### TASK GOAL
Among the lines listed below, count those that include the string "subscribe", and state only the count.
┌──
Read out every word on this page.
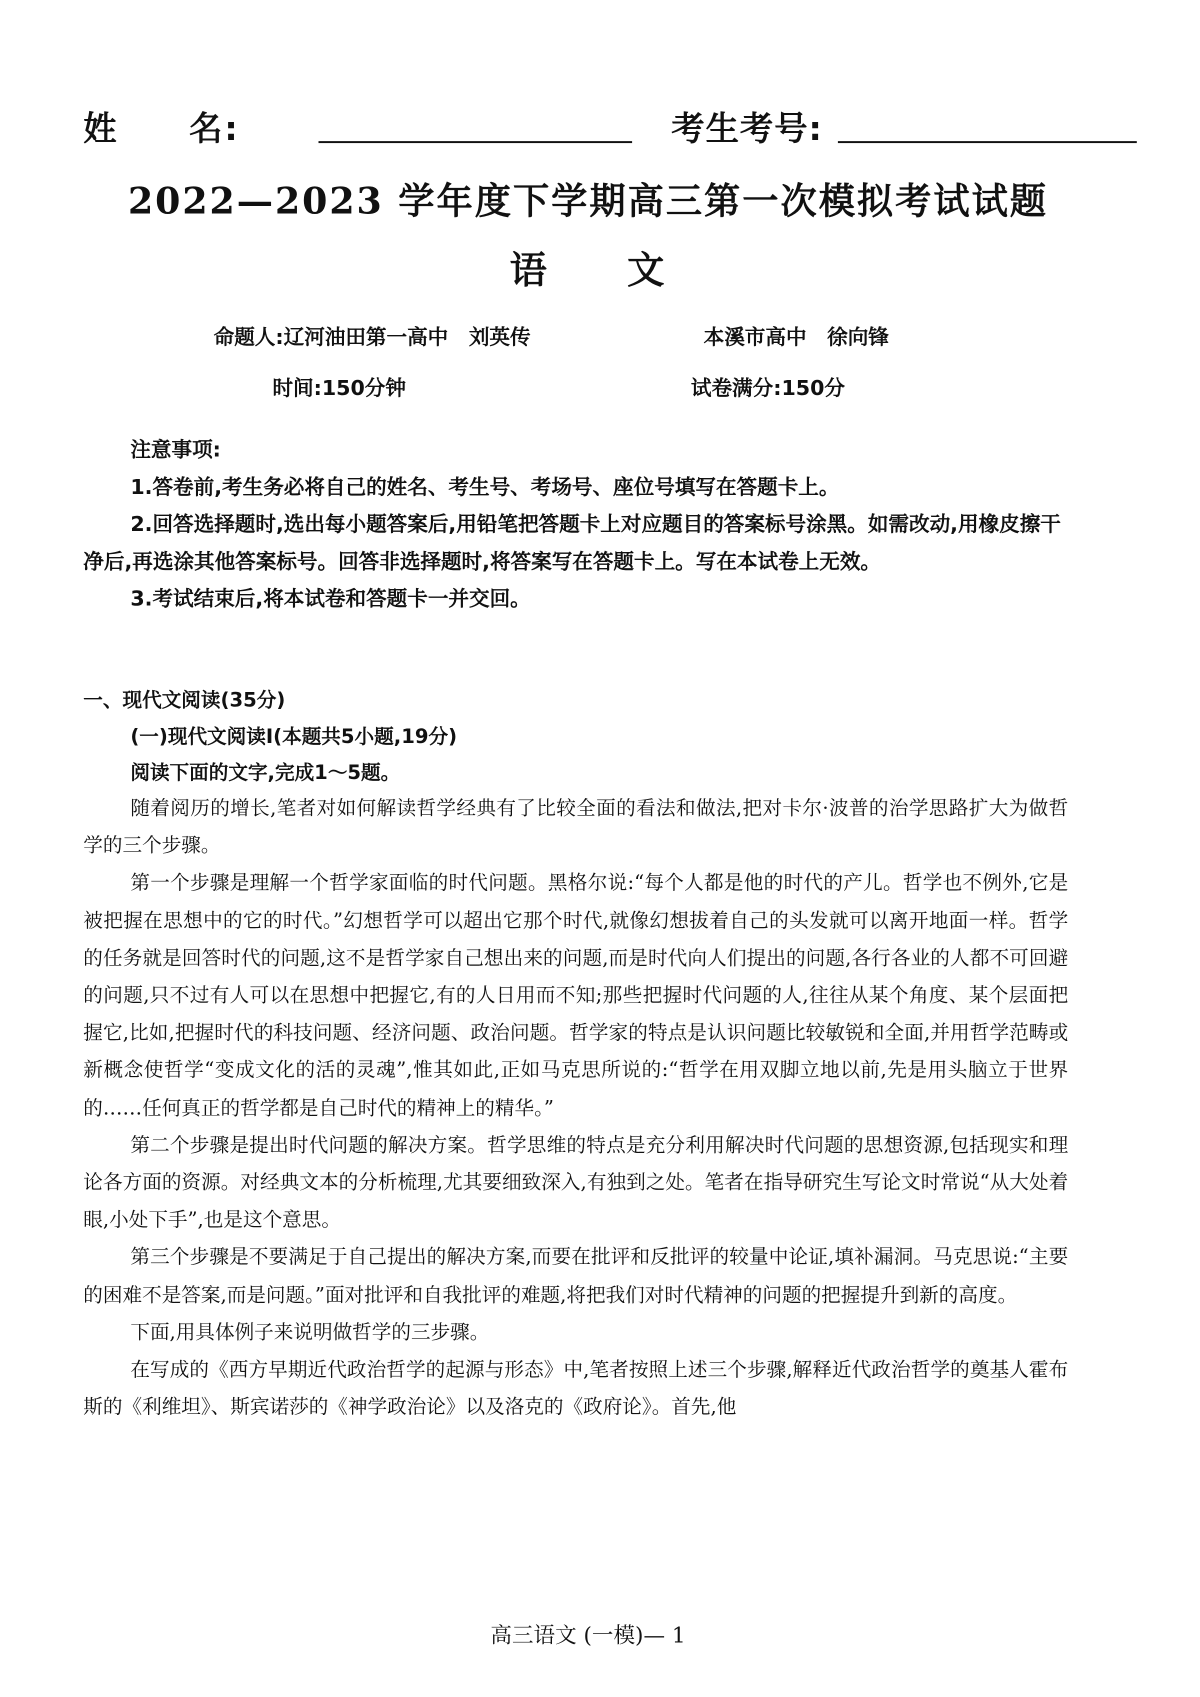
姓　　名:	考生考号:
2022—2023 学年度下学期高三第一次模拟考试试题
语　　文
命题人:辽河油田第一高中　刘英传	本溪市高中　徐向锋
时间:150分钟	试卷满分:150分

注意事项:

1.答卷前,考生务必将自己的姓名、考生号、考场号、座位号填写在答题卡上。

2.回答选择题时,选出每小题答案后,用铅笔把答题卡上对应题目的答案标号涂黑。如需改动,用橡皮擦干净后,再选涂其他答案标号。回答非选择题时,将答案写在答题卡上。写在本试卷上无效。

3.考试结束后,将本试卷和答题卡一并交回。

一、现代文阅读(35分)

(一)现代文阅读Ⅰ(本题共5小题,19分)

阅读下面的文字,完成1～5题。

随着阅历的增长,笔者对如何解读哲学经典有了比较全面的看法和做法,把对卡尔·波普的治学思路扩大为做哲学的三个步骤。

第一个步骤是理解一个哲学家面临的时代问题。黑格尔说:“每个人都是他的时代的产儿。哲学也不例外,它是被把握在思想中的它的时代。”幻想哲学可以超出它那个时代,就像幻想拔着自己的头发就可以离开地面一样。哲学的任务就是回答时代的问题,这不是哲学家自己想出来的问题,而是时代向人们提出的问题,各行各业的人都不可回避的问题,只不过有人可以在思想中把握它,有的人日用而不知;那些把握时代问题的人,往往从某个角度、某个层面把握它,比如,把握时代的科技问题、经济问题、政治问题。哲学家的特点是认识问题比较敏锐和全面,并用哲学范畴或新概念使哲学“变成文化的活的灵魂”,惟其如此,正如马克思所说的:“哲学在用双脚立地以前,先是用头脑立于世界的……任何真正的哲学都是自己时代的精神上的精华。”

第二个步骤是提出时代问题的解决方案。哲学思维的特点是充分利用解决时代问题的思想资源,包括现实和理论各方面的资源。对经典文本的分析梳理,尤其要细致深入,有独到之处。笔者在指导研究生写论文时常说“从大处着眼,小处下手”,也是这个意思。

第三个步骤是不要满足于自己提出的解决方案,而要在批评和反批评的较量中论证,填补漏洞。马克思说:“主要的困难不是答案,而是问题。”面对批评和自我批评的难题,将把我们对时代精神的问题的把握提升到新的高度。

下面,用具体例子来说明做哲学的三步骤。

在写成的《西方早期近代政治哲学的起源与形态》中,笔者按照上述三个步骤,解释近代政治哲学的奠基人霍布斯的《利维坦》、斯宾诺莎的《神学政治论》以及洛克的《政府论》。首先,他

高三语文 (一模)— 1
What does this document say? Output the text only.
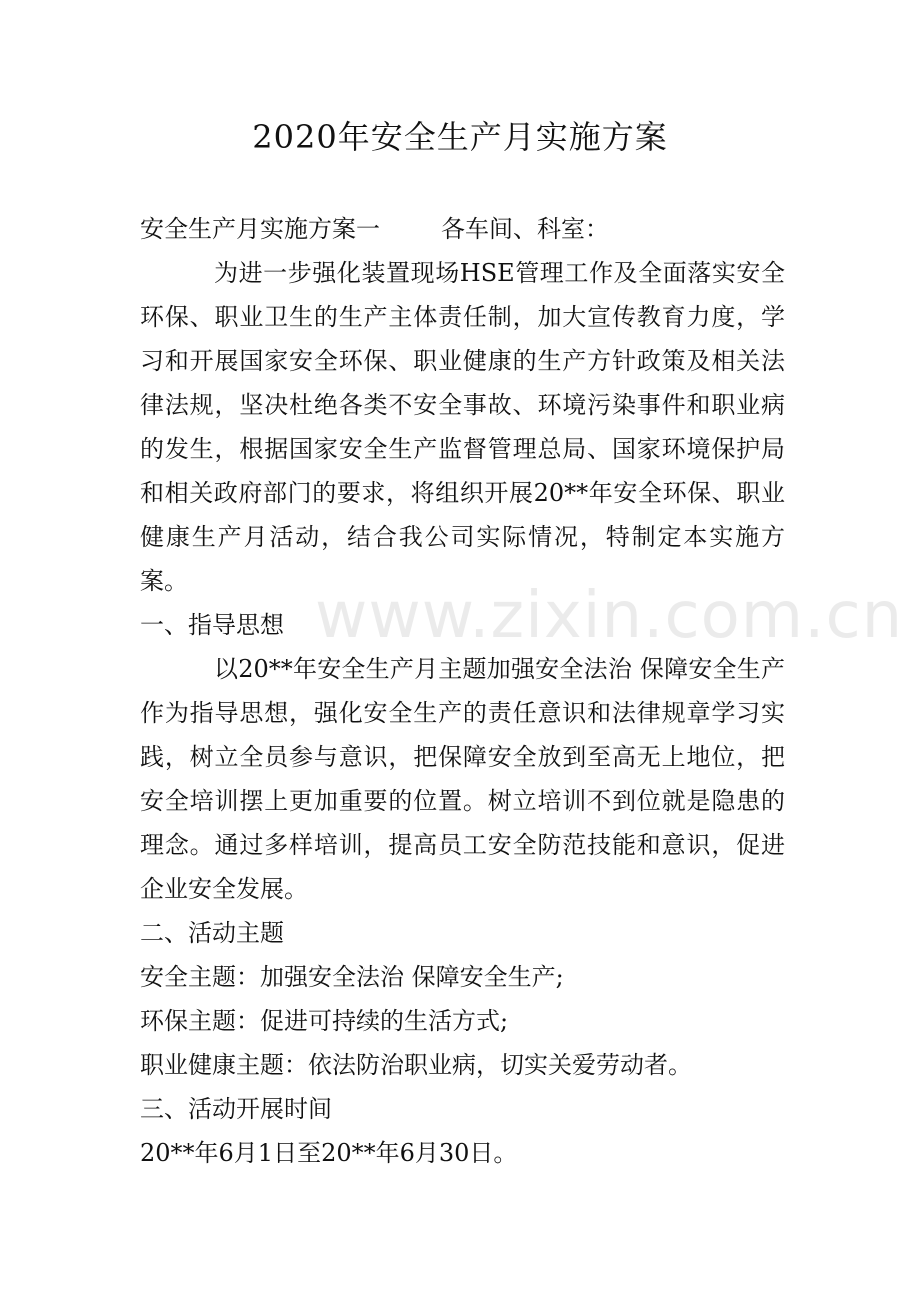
www.zixin.com.cn
2020年安全生产月实施方案

安全生产月实施方案一        各车间、科室：

为进一步强化装置现场HSE管理工作及全面落实安全环保、职业卫生的生产主体责任制，加大宣传教育力度，学习和开展国家安全环保、职业健康的生产方针政策及相关法律法规，坚决杜绝各类不安全事故、环境污染事件和职业病的发生，根据国家安全生产监督管理总局、国家环境保护局和相关政府部门的要求，将组织开展20**年安全环保、职业健康生产月活动，结合我公司实际情况，特制定本实施方案。

一、指导思想

以20**年安全生产月主题加强安全法治 保障安全生产作为指导思想，强化安全生产的责任意识和法律规章学习实践，树立全员参与意识，把保障安全放到至高无上地位，把安全培训摆上更加重要的位置。树立培训不到位就是隐患的理念。通过多样培训，提高员工安全防范技能和意识，促进企业安全发展。

二、活动主题

安全主题：加强安全法治 保障安全生产;

环保主题：促进可持续的生活方式;

职业健康主题：依法防治职业病，切实关爱劳动者。

三、活动开展时间

20**年6月1日至20**年6月30日。
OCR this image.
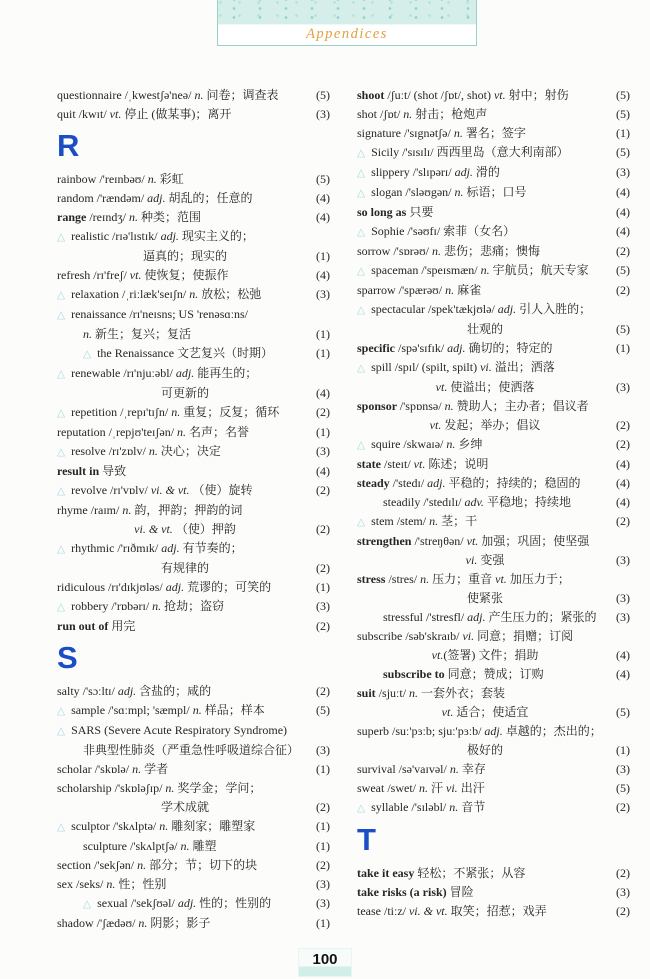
Appendices
questionnaire /ˌkwestʃə'neə/ n. 问卷；调查表	(5)
quit /kwɪt/ vt. 停止 (做某事)；离开	(3)
R
rainbow /'reɪnbəʊ/ n. 彩虹	(5)
random /'rændəm/ adj. 胡乱的；任意的	(4)
range /reɪndʒ/ n. 种类；范围	(4)
△ realistic /rɪə'lɪstɪk/ adj. 现实主义的；
逼真的；现实的	(1)
refresh /rɪ'freʃ/ vt. 使恢复；使振作	(4)
△ relaxation /ˌriːlæk'seɪʃn/ n. 放松；松弛	(3)
△ renaissance /rɪ'neɪsns; US 'renəsɑːns/
n. 新生；复兴；复活	(1)
△ the Renaissance 文艺复兴（时期）	(1)
△ renewable /rɪ'njuːəbl/ adj. 能再生的；
可更新的	(4)
△ repetition /ˌrepɪ'tɪʃn/ n. 重复；反复；循环	(2)
reputation /ˌrepjʊ'teɪʃən/ n. 名声；名誉	(1)
△ resolve /rɪ'zɒlv/ n. 决心；决定	(3)
result in 导致	(4)
△ revolve /rɪ'vɒlv/ vi. & vt. （使）旋转	(2)
rhyme /raɪm/ n. 韵，押韵；押韵的词
vi. & vt. （使）押韵	(2)
△ rhythmic /'rɪðmɪk/ adj. 有节奏的；
有规律的	(2)
ridiculous /rɪ'dɪkjʊləs/ adj. 荒谬的；可笑的	(1)
△ robbery /'rɒbərɪ/ n. 抢劫；盗窃	(3)
run out of 用完	(2)
S
salty /'sɔːltɪ/ adj. 含盐的；咸的	(2)
△ sample /'sɑːmpl; 'sæmpl/ n. 样品；样本	(5)
△ SARS (Severe Acute Respiratory Syndrome)
非典型性肺炎（严重急性呼吸道综合征） (3)
scholar /'skɒlə/ n. 学者	(1)
scholarship /'skɒləʃɪp/ n. 奖学金；学问；
学术成就	(2)
△ sculptor /'skʌlptə/ n. 雕刻家；雕塑家	(1)
sculpture /'skʌlptʃə/ n. 雕塑	(1)
section /'sekʃən/ n. 部分；节；切下的块	(2)
sex /seks/ n. 性；性别	(3)
△ sexual /'sekʃʊəl/ adj. 性的；性别的	(3)
shadow /'ʃædəʊ/ n. 阴影；影子	(1)
shoot /ʃuːt/ (shot /ʃɒt/, shot) vt. 射中；射伤	(5)
shot /ʃɒt/ n. 射击；枪炮声	(5)
signature /'sɪgnətʃə/ n. 署名；签字	(1)
△ Sicily /'sɪsɪlɪ/ 西西里岛（意大利南部）	(5)
△ slippery /'slɪpərɪ/ adj. 滑的	(3)
△ slogan /'sləʊgən/ n. 标语；口号	(4)
so long as 只要	(4)
△ Sophie /'səʊfɪ/ 索菲（女名）	(4)
sorrow /'sɒrəʊ/ n. 悲伤；悲痛；懊悔	(2)
△ spaceman /'speɪsmæn/ n. 宇航员；航天专家 (5)
sparrow /'spærəʊ/ n. 麻雀	(2)
△ spectacular /spek'tækjʊlə/ adj. 引人入胜的；
壮观的	(5)
specific /spə'sɪfɪk/ adj. 确切的；特定的	(1)
△ spill /spɪl/ (spilt, spilt) vi. 溢出；洒落
vt. 使溢出；使洒落	(3)
sponsor /'spɒnsə/ n. 赞助人；主办者；倡议者
vt. 发起；举办；倡议	(2)
△ squire /skwaɪə/ n. 乡绅	(2)
state /steɪt/ vt. 陈述；说明	(4)
steady /'stedɪ/ adj. 平稳的；持续的；稳固的	(4)
steadily /'stedɪlɪ/ adv. 平稳地；持续地	(4)
△ stem /stem/ n. 茎；干	(2)
strengthen /'streŋθən/ vt. 加强；巩固；使坚强
vi. 变强	(3)
stress /stres/ n. 压力；重音 vt. 加压力于；
使紧张	(3)
stressful /'stresfl/ adj. 产生压力的；紧张的 (3)
subscribe /səb'skraɪb/ vi. 同意；捐赠；订阅
vt.(签署) 文件；捐助	(4)
subscribe to 同意；赞成；订购	(4)
suit /sjuːt/ n. 一套外衣；套装
vt. 适合；使适宜	(5)
superb /suː'pɜːb; sjuː'pɜːb/ adj. 卓越的；杰出的；
极好的	(1)
survival /sə'vaɪvəl/ n. 幸存	(3)
sweat /swet/ n. 汗 vi. 出汗	(5)
△ syllable /'sɪləbl/ n. 音节	(2)
T
take it easy 轻松；不紧张；从容	(2)
take risks (a risk) 冒险	(3)
tease /tiːz/ vi. & vt. 取笑；招惹；戏弄	(2)
100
└──
### RESPONSE TO THIS EXERCISE
2